** BEGIN **
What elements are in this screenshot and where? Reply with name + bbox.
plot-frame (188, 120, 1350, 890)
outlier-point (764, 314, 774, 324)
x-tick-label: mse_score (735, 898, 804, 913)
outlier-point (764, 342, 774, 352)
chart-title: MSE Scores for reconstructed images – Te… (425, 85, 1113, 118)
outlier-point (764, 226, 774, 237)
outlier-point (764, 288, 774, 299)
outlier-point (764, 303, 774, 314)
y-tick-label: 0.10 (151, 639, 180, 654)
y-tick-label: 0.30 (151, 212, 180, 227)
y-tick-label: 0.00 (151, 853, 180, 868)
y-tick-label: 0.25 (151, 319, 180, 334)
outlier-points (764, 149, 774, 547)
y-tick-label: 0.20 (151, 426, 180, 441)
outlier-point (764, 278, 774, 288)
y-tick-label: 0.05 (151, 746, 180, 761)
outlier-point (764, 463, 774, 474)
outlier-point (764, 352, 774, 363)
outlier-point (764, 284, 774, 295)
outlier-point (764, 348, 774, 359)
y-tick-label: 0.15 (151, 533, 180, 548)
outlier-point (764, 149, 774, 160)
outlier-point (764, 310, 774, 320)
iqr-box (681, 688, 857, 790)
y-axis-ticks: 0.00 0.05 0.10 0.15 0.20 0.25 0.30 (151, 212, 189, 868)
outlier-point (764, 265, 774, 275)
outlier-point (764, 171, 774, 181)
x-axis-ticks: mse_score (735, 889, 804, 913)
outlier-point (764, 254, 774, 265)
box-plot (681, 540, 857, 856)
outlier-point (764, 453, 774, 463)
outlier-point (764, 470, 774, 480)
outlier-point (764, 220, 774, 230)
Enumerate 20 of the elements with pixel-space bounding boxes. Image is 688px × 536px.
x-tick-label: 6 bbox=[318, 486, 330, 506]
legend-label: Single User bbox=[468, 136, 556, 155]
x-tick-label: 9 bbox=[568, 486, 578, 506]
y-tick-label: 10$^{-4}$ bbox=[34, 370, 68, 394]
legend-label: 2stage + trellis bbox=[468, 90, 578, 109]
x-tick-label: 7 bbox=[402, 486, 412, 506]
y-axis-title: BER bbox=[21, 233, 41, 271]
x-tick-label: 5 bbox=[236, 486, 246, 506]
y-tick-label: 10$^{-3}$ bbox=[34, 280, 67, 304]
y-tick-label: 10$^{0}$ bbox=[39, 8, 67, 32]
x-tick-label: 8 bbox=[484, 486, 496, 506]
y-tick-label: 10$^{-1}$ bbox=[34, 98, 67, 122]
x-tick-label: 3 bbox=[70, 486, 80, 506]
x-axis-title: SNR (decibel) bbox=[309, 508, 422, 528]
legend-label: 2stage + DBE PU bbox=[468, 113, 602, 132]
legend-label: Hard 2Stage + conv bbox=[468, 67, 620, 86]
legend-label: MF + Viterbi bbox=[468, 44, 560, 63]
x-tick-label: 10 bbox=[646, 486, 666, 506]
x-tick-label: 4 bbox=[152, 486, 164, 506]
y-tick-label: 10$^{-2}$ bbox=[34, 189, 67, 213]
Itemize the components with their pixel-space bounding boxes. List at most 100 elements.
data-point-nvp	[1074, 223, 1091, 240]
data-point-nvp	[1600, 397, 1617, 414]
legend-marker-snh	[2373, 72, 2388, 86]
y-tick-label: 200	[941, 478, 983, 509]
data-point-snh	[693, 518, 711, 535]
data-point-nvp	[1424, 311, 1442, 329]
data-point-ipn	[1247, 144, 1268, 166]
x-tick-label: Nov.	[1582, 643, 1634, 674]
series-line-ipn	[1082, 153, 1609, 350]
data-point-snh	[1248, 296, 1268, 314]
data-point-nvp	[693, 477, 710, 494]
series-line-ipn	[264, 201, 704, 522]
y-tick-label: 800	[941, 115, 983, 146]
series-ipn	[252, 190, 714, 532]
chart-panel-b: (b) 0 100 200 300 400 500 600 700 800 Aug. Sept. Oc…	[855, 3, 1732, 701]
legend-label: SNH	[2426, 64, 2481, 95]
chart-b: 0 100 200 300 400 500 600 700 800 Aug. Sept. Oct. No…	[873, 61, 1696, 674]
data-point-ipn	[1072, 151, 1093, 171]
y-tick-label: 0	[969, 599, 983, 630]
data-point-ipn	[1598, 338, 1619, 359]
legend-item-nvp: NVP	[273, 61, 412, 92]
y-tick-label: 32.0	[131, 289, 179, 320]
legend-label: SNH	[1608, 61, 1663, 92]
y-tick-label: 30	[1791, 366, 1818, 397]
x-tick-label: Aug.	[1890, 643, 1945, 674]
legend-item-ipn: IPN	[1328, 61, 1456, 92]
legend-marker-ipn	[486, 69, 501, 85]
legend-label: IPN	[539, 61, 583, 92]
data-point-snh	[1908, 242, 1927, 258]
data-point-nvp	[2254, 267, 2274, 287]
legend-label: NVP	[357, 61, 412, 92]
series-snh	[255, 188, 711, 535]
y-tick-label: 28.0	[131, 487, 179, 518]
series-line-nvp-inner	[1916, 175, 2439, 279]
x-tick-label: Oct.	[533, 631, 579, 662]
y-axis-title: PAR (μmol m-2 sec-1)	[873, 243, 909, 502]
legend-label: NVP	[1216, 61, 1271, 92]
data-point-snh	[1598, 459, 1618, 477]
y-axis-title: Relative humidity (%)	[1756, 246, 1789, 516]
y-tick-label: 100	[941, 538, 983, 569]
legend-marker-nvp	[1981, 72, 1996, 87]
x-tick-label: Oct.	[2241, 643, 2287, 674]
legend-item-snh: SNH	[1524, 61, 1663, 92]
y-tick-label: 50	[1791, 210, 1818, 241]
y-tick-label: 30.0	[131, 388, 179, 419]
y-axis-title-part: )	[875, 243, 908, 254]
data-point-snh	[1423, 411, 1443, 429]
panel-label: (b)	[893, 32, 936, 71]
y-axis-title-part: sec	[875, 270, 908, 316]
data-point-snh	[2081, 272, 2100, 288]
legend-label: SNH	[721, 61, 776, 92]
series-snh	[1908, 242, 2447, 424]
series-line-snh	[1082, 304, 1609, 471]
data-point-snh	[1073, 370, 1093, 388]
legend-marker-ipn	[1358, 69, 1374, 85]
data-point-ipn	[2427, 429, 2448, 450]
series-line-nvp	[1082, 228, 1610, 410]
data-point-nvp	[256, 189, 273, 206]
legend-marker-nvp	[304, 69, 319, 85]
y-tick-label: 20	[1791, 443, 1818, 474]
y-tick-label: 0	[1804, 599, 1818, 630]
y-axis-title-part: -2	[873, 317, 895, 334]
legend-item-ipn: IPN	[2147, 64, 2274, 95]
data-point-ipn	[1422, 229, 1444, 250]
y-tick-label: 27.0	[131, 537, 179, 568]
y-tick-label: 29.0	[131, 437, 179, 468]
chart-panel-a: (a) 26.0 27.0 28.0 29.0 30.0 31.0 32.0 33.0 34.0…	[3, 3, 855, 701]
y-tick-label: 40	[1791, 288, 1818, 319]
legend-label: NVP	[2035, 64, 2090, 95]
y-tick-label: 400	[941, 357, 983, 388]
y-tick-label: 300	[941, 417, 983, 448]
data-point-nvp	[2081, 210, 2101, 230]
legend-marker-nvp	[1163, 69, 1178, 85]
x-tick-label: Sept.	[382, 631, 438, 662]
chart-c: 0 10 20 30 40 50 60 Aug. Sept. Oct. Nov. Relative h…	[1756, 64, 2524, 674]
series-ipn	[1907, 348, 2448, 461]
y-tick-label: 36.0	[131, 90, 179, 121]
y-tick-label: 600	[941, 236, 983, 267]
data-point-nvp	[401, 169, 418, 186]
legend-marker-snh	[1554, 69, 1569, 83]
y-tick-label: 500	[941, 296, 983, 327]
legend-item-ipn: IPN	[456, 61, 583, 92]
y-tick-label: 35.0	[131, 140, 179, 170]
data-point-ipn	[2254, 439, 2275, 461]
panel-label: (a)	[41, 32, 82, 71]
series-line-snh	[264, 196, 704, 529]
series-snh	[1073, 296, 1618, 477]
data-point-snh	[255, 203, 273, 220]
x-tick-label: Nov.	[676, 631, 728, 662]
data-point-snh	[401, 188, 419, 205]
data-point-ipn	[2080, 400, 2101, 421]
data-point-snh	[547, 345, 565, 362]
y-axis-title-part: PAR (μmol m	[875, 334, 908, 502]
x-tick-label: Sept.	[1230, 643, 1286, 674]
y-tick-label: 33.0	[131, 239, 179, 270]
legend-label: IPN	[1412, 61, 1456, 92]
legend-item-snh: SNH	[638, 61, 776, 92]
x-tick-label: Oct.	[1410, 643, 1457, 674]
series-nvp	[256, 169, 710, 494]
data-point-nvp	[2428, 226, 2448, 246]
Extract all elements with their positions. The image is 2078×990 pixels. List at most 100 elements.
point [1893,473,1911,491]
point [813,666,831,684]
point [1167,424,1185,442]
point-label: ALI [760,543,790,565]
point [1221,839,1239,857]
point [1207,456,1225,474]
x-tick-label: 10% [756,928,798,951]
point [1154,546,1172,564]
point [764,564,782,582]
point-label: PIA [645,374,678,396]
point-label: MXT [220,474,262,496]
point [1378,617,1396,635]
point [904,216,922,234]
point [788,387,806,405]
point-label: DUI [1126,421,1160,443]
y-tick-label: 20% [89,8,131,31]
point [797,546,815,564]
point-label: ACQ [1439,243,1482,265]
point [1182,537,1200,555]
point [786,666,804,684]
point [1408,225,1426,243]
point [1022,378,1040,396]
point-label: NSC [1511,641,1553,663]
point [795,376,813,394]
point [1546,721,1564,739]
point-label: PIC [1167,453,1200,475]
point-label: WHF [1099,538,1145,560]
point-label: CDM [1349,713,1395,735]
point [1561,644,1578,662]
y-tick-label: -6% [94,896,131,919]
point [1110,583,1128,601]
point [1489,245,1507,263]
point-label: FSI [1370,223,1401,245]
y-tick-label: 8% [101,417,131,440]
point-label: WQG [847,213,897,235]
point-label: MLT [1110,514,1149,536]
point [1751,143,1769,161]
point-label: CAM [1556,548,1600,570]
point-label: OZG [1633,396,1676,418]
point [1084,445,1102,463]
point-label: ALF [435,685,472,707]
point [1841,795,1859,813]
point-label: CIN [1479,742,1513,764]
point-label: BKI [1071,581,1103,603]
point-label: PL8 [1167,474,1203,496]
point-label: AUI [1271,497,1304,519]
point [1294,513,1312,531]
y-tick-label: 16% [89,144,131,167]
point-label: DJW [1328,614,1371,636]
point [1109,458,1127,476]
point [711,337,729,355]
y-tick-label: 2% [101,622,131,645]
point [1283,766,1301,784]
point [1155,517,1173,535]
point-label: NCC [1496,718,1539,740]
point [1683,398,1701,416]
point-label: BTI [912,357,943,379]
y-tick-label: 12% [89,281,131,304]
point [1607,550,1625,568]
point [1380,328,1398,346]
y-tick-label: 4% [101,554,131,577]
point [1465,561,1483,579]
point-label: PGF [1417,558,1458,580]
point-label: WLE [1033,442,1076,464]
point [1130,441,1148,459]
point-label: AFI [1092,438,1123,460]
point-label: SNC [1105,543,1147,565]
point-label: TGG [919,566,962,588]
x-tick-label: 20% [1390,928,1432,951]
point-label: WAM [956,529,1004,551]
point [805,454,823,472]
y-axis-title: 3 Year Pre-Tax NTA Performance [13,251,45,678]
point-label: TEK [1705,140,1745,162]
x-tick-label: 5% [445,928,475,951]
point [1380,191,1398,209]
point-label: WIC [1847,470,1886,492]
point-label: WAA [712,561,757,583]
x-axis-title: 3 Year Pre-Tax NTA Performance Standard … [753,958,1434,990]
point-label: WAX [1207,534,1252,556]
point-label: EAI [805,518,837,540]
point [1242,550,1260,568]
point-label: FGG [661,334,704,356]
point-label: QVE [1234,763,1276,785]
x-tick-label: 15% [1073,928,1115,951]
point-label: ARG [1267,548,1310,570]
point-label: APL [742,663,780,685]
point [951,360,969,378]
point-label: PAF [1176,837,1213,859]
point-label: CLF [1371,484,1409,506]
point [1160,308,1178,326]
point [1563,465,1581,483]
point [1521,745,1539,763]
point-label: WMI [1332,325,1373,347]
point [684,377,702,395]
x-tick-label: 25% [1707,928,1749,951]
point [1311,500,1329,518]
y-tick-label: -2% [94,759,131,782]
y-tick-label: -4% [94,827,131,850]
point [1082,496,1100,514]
** END **
Short problem: Put the lines of the listing, from its first line through the line containing "legend-label: Single User", into a Markdown table with the columns Index and Text, leaving out any blank lines.

Solution to this task:
| Index | Text |
|---|---|
| 1 | What elements are in this screenshot and where? Reply with name + bbox. |
| 2 | plot-frame (188, 120, 1350, 890) |
| 3 | outlier-point (764, 314, 774, 324) |
| 4 | x-tick-label: mse_score (735, 898, 804, 913) |
| 5 | outlier-point (764, 342, 774, 352) |
| 6 | chart-title: MSE Scores for reconstructed images – Te… (425, 85, 1113, 118) |
| 7 | outlier-point (764, 226, 774, 237) |
| 8 | outlier-point (764, 288, 774, 299) |
| 9 | outlier-point (764, 303, 774, 314) |
| 10 | y-tick-label: 0.10 (151, 639, 180, 654) |
| 11 | y-tick-label: 0.30 (151, 212, 180, 227) |
| 12 | y-tick-label: 0.00 (151, 853, 180, 868) |
| 13 | y-tick-label: 0.25 (151, 319, 180, 334) |
| 14 | outlier-points (764, 149, 774, 547) |
| 15 | y-tick-label: 0.20 (151, 426, 180, 441) |
| 16 | outlier-point (764, 278, 774, 288) |
| 17 | y-tick-label: 0.05 (151, 746, 180, 761) |
| 18 | outlier-point (764, 463, 774, 474) |
| 19 | outlier-point (764, 352, 774, 363) |
| 20 | outlier-point (764, 284, 774, 295) |
| 21 | outlier-point (764, 348, 774, 359) |
| 22 | y-tick-label: 0.15 (151, 533, 180, 548) |
| 23 | outlier-point (764, 149, 774, 160) |
| 24 | outlier-point (764, 310, 774, 320) |
| 25 | iqr-box (681, 688, 857, 790) |
| 26 | y-axis-ticks: 0.00 0.05 0.10 0.15 0.20 0.25 0.30 (151, 212, 189, 868) |
| 27 | outlier-point (764, 265, 774, 275) |
| 28 | outlier-point (764, 171, 774, 181) |
| 29 | x-axis-ticks: mse_score (735, 889, 804, 913) |
| 30 | outlier-point (764, 254, 774, 265) |
| 31 | box-plot (681, 540, 857, 856) |
| 32 | outlier-point (764, 453, 774, 463) |
| 33 | outlier-point (764, 470, 774, 480) |
| 34 | outlier-point (764, 220, 774, 230) |
| 35 | Enumerate 20 of the elements with pixel-space bounding boxes. Image is 688px × 536px. |
| 36 | x-tick-label: 6 bbox=[318, 486, 330, 506] |
| 37 | legend-label: Single User bbox=[468, 136, 556, 155] |